Figure collection entries.
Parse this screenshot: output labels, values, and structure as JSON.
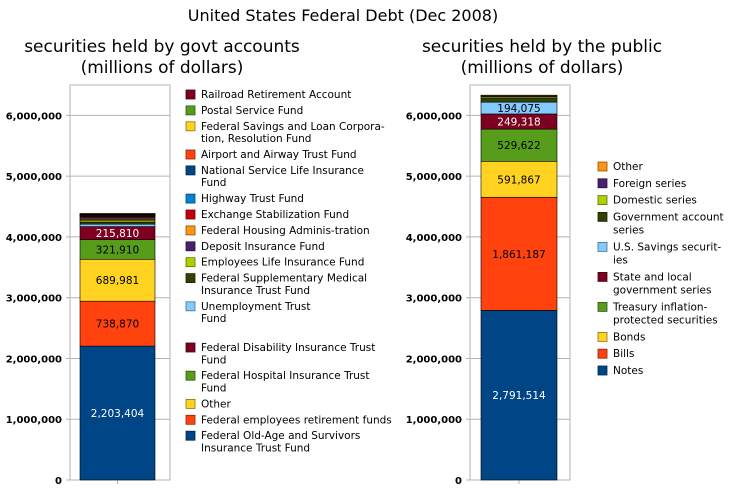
{
  "title": "United States Federal Debt (Dec 2008)",
  "chart_data": [
    {
      "type": "bar",
      "stacked": true,
      "title": "securities held by govt accounts",
      "subtitle": "(millions of dollars)",
      "ylim": [
        0,
        6500000
      ],
      "yticks": [
        "0",
        "1,000,000",
        "2,000,000",
        "3,000,000",
        "4,000,000",
        "5,000,000",
        "6,000,000"
      ],
      "grid": true,
      "legend_position": "right",
      "series": [
        {
          "name": "Federal Old-Age and Survivors Insurance Trust Fund",
          "value": 2203404,
          "label": "2,203,404",
          "color": "#004586"
        },
        {
          "name": "Federal employees retirement funds",
          "value": 738870,
          "label": "738,870",
          "color": "#ff420e"
        },
        {
          "name": "Other",
          "value": 689981,
          "label": "689,981",
          "color": "#ffd320"
        },
        {
          "name": "Federal Hospital Insurance Trust Fund",
          "value": 321910,
          "label": "321,910",
          "color": "#579d1c"
        },
        {
          "name": "Federal Disability Insurance Trust Fund",
          "value": 215810,
          "label": "215,810",
          "color": "#7e0021"
        },
        {
          "name": "Unemployment Trust Fund",
          "value": 40000,
          "color": "#83caff"
        },
        {
          "name": "Federal Supplementary Medical Insurance Trust Fund",
          "value": 35000,
          "color": "#314004"
        },
        {
          "name": "Employees Life Insurance Fund",
          "value": 30000,
          "color": "#aecf00"
        },
        {
          "name": "Deposit Insurance Fund",
          "value": 25000,
          "color": "#4b1f6f"
        },
        {
          "name": "Federal Housing Adminis-tration",
          "value": 20000,
          "color": "#ff950e"
        },
        {
          "name": "Exchange Stabilization Fund",
          "value": 16000,
          "color": "#c5000b"
        },
        {
          "name": "Highway Trust Fund",
          "value": 12000,
          "color": "#0084d1"
        },
        {
          "name": "National Service Life Insurance Fund",
          "value": 10000,
          "color": "#004586"
        },
        {
          "name": "Airport and Airway Trust Fund",
          "value": 9000,
          "color": "#ff420e"
        },
        {
          "name": "Federal Savings and Loan Corpora-tion, Resolution Fund",
          "value": 8000,
          "color": "#ffd320"
        },
        {
          "name": "Postal Service Fund",
          "value": 6000,
          "color": "#579d1c"
        },
        {
          "name": "Railroad Retirement Account",
          "value": 5000,
          "color": "#7e0021"
        }
      ]
    },
    {
      "type": "bar",
      "stacked": true,
      "title": "securities held by the public",
      "subtitle": "(millions of dollars)",
      "ylim": [
        0,
        6500000
      ],
      "yticks": [
        "0",
        "1,000,000",
        "2,000,000",
        "3,000,000",
        "4,000,000",
        "5,000,000",
        "6,000,000"
      ],
      "grid": true,
      "legend_position": "right",
      "series": [
        {
          "name": "Notes",
          "value": 2791514,
          "label": "2,791,514",
          "color": "#004586"
        },
        {
          "name": "Bills",
          "value": 1861187,
          "label": "1,861,187",
          "color": "#ff420e"
        },
        {
          "name": "Bonds",
          "value": 591867,
          "label": "591,867",
          "color": "#ffd320"
        },
        {
          "name": "Treasury inflation-protected securities",
          "value": 529622,
          "label": "529,622",
          "color": "#579d1c"
        },
        {
          "name": "State and local government series",
          "value": 249318,
          "label": "249,318",
          "color": "#7e0021"
        },
        {
          "name": "U.S. Savings securit-ies",
          "value": 194075,
          "label": "194,075",
          "color": "#83caff"
        },
        {
          "name": "Government account series",
          "value": 60000,
          "color": "#314004"
        },
        {
          "name": "Domestic series",
          "value": 25000,
          "color": "#aecf00"
        },
        {
          "name": "Foreign series",
          "value": 20000,
          "color": "#4b1f6f"
        },
        {
          "name": "Other",
          "value": 10000,
          "color": "#ff950e"
        }
      ]
    }
  ],
  "legends": {
    "left": [
      {
        "lines": [
          "Railroad Retirement Account"
        ],
        "color": "#7e0021"
      },
      {
        "lines": [
          "Postal Service Fund"
        ],
        "color": "#579d1c"
      },
      {
        "lines": [
          "Federal Savings and Loan Corpora-",
          "tion, Resolution Fund"
        ],
        "color": "#ffd320"
      },
      {
        "lines": [
          "Airport and Airway Trust Fund"
        ],
        "color": "#ff420e"
      },
      {
        "lines": [
          "National Service Life Insurance",
          "Fund"
        ],
        "color": "#004586"
      },
      {
        "lines": [
          "Highway Trust Fund"
        ],
        "color": "#0084d1"
      },
      {
        "lines": [
          "Exchange Stabilization Fund"
        ],
        "color": "#c5000b"
      },
      {
        "lines": [
          "Federal Housing Adminis-tration"
        ],
        "color": "#ff950e"
      },
      {
        "lines": [
          "Deposit Insurance Fund"
        ],
        "color": "#4b1f6f"
      },
      {
        "lines": [
          "Employees Life Insurance Fund"
        ],
        "color": "#aecf00"
      },
      {
        "lines": [
          "Federal Supplementary Medical",
          "Insurance Trust Fund"
        ],
        "color": "#314004"
      },
      {
        "lines": [
          "Unemployment Trust",
          "Fund"
        ],
        "color": "#83caff"
      },
      {
        "lines": [
          "Federal Disability Insurance Trust",
          "Fund"
        ],
        "color": "#7e0021",
        "gap": true
      },
      {
        "lines": [
          "Federal Hospital Insurance Trust",
          "Fund"
        ],
        "color": "#579d1c"
      },
      {
        "lines": [
          "Other"
        ],
        "color": "#ffd320"
      },
      {
        "lines": [
          "Federal employees retirement funds"
        ],
        "color": "#ff420e"
      },
      {
        "lines": [
          "Federal Old-Age and Survivors",
          "Insurance Trust Fund"
        ],
        "color": "#004586"
      }
    ],
    "right": [
      {
        "lines": [
          "Other"
        ],
        "color": "#ff950e"
      },
      {
        "lines": [
          "Foreign series"
        ],
        "color": "#4b1f6f"
      },
      {
        "lines": [
          "Domestic series"
        ],
        "color": "#aecf00"
      },
      {
        "lines": [
          "Government account",
          "series"
        ],
        "color": "#314004"
      },
      {
        "lines": [
          "U.S. Savings securit-",
          "ies"
        ],
        "color": "#83caff"
      },
      {
        "lines": [
          "State and local",
          "government series"
        ],
        "color": "#7e0021"
      },
      {
        "lines": [
          "Treasury inflation-",
          "protected securities"
        ],
        "color": "#579d1c"
      },
      {
        "lines": [
          "Bonds"
        ],
        "color": "#ffd320"
      },
      {
        "lines": [
          "Bills"
        ],
        "color": "#ff420e"
      },
      {
        "lines": [
          "Notes"
        ],
        "color": "#004586"
      }
    ]
  }
}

TASK GOAL. Your task is to copy the entries in full and exactly, without any images.

COMPLETE RESPONSE.
Parse this screenshot: output labels, values, and structure as JSON.
{
  "title": "United States Federal Debt (Dec 2008)",
  "chart_data": [
    {
      "type": "bar",
      "stacked": true,
      "title": "securities held by govt accounts",
      "subtitle": "(millions of dollars)",
      "ylim": [
        0,
        6500000
      ],
      "yticks": [
        "0",
        "1,000,000",
        "2,000,000",
        "3,000,000",
        "4,000,000",
        "5,000,000",
        "6,000,000"
      ],
      "grid": true,
      "legend_position": "right",
      "series": [
        {
          "name": "Federal Old-Age and Survivors Insurance Trust Fund",
          "value": 2203404,
          "label": "2,203,404",
          "color": "#004586"
        },
        {
          "name": "Federal employees retirement funds",
          "value": 738870,
          "label": "738,870",
          "color": "#ff420e"
        },
        {
          "name": "Other",
          "value": 689981,
          "label": "689,981",
          "color": "#ffd320"
        },
        {
          "name": "Federal Hospital Insurance Trust Fund",
          "value": 321910,
          "label": "321,910",
          "color": "#579d1c"
        },
        {
          "name": "Federal Disability Insurance Trust Fund",
          "value": 215810,
          "label": "215,810",
          "color": "#7e0021"
        },
        {
          "name": "Unemployment Trust Fund",
          "value": 40000,
          "color": "#83caff"
        },
        {
          "name": "Federal Supplementary Medical Insurance Trust Fund",
          "value": 35000,
          "color": "#314004"
        },
        {
          "name": "Employees Life Insurance Fund",
          "value": 30000,
          "color": "#aecf00"
        },
        {
          "name": "Deposit Insurance Fund",
          "value": 25000,
          "color": "#4b1f6f"
        },
        {
          "name": "Federal Housing Adminis-tration",
          "value": 20000,
          "color": "#ff950e"
        },
        {
          "name": "Exchange Stabilization Fund",
          "value": 16000,
          "color": "#c5000b"
        },
        {
          "name": "Highway Trust Fund",
          "value": 12000,
          "color": "#0084d1"
        },
        {
          "name": "National Service Life Insurance Fund",
          "value": 10000,
          "color": "#004586"
        },
        {
          "name": "Airport and Airway Trust Fund",
          "value": 9000,
          "color": "#ff420e"
        },
        {
          "name": "Federal Savings and Loan Corpora-tion, Resolution Fund",
          "value": 8000,
          "color": "#ffd320"
        },
        {
          "name": "Postal Service Fund",
          "value": 6000,
          "color": "#579d1c"
        },
        {
          "name": "Railroad Retirement Account",
          "value": 5000,
          "color": "#7e0021"
        }
      ]
    },
    {
      "type": "bar",
      "stacked": true,
      "title": "securities held by the public",
      "subtitle": "(millions of dollars)",
      "ylim": [
        0,
        6500000
      ],
      "yticks": [
        "0",
        "1,000,000",
        "2,000,000",
        "3,000,000",
        "4,000,000",
        "5,000,000",
        "6,000,000"
      ],
      "grid": true,
      "legend_position": "right",
      "series": [
        {
          "name": "Notes",
          "value": 2791514,
          "label": "2,791,514",
          "color": "#004586"
        },
        {
          "name": "Bills",
          "value": 1861187,
          "label": "1,861,187",
          "color": "#ff420e"
        },
        {
          "name": "Bonds",
          "value": 591867,
          "label": "591,867",
          "color": "#ffd320"
        },
        {
          "name": "Treasury inflation-protected securities",
          "value": 529622,
          "label": "529,622",
          "color": "#579d1c"
        },
        {
          "name": "State and local government series",
          "value": 249318,
          "label": "249,318",
          "color": "#7e0021"
        },
        {
          "name": "U.S. Savings securit-ies",
          "value": 194075,
          "label": "194,075",
          "color": "#83caff"
        },
        {
          "name": "Government account series",
          "value": 60000,
          "color": "#314004"
        },
        {
          "name": "Domestic series",
          "value": 25000,
          "color": "#aecf00"
        },
        {
          "name": "Foreign series",
          "value": 20000,
          "color": "#4b1f6f"
        },
        {
          "name": "Other",
          "value": 10000,
          "color": "#ff950e"
        }
      ]
    }
  ],
  "legends": {
    "left": [
      {
        "lines": [
          "Railroad Retirement Account"
        ],
        "color": "#7e0021"
      },
      {
        "lines": [
          "Postal Service Fund"
        ],
        "color": "#579d1c"
      },
      {
        "lines": [
          "Federal Savings and Loan Corpora-",
          "tion, Resolution Fund"
        ],
        "color": "#ffd320"
      },
      {
        "lines": [
          "Airport and Airway Trust Fund"
        ],
        "color": "#ff420e"
      },
      {
        "lines": [
          "National Service Life Insurance",
          "Fund"
        ],
        "color": "#004586"
      },
      {
        "lines": [
          "Highway Trust Fund"
        ],
        "color": "#0084d1"
      },
      {
        "lines": [
          "Exchange Stabilization Fund"
        ],
        "color": "#c5000b"
      },
      {
        "lines": [
          "Federal Housing Adminis-tration"
        ],
        "color": "#ff950e"
      },
      {
        "lines": [
          "Deposit Insurance Fund"
        ],
        "color": "#4b1f6f"
      },
      {
        "lines": [
          "Employees Life Insurance Fund"
        ],
        "color": "#aecf00"
      },
      {
        "lines": [
          "Federal Supplementary Medical",
          "Insurance Trust Fund"
        ],
        "color": "#314004"
      },
      {
        "lines": [
          "Unemployment Trust",
          "Fund"
        ],
        "color": "#83caff"
      },
      {
        "lines": [
          "Federal Disability Insurance Trust",
          "Fund"
        ],
        "color": "#7e0021",
        "gap": true
      },
      {
        "lines": [
          "Federal Hospital Insurance Trust",
          "Fund"
        ],
        "color": "#579d1c"
      },
      {
        "lines": [
          "Other"
        ],
        "color": "#ffd320"
      },
      {
        "lines": [
          "Federal employees retirement funds"
        ],
        "color": "#ff420e"
      },
      {
        "lines": [
          "Federal Old-Age and Survivors",
          "Insurance Trust Fund"
        ],
        "color": "#004586"
      }
    ],
    "right": [
      {
        "lines": [
          "Other"
        ],
        "color": "#ff950e"
      },
      {
        "lines": [
          "Foreign series"
        ],
        "color": "#4b1f6f"
      },
      {
        "lines": [
          "Domestic series"
        ],
        "color": "#aecf00"
      },
      {
        "lines": [
          "Government account",
          "series"
        ],
        "color": "#314004"
      },
      {
        "lines": [
          "U.S. Savings securit-",
          "ies"
        ],
        "color": "#83caff"
      },
      {
        "lines": [
          "State and local",
          "government series"
        ],
        "color": "#7e0021"
      },
      {
        "lines": [
          "Treasury inflation-",
          "protected securities"
        ],
        "color": "#579d1c"
      },
      {
        "lines": [
          "Bonds"
        ],
        "color": "#ffd320"
      },
      {
        "lines": [
          "Bills"
        ],
        "color": "#ff420e"
      },
      {
        "lines": [
          "Notes"
        ],
        "color": "#004586"
      }
    ]
  }
}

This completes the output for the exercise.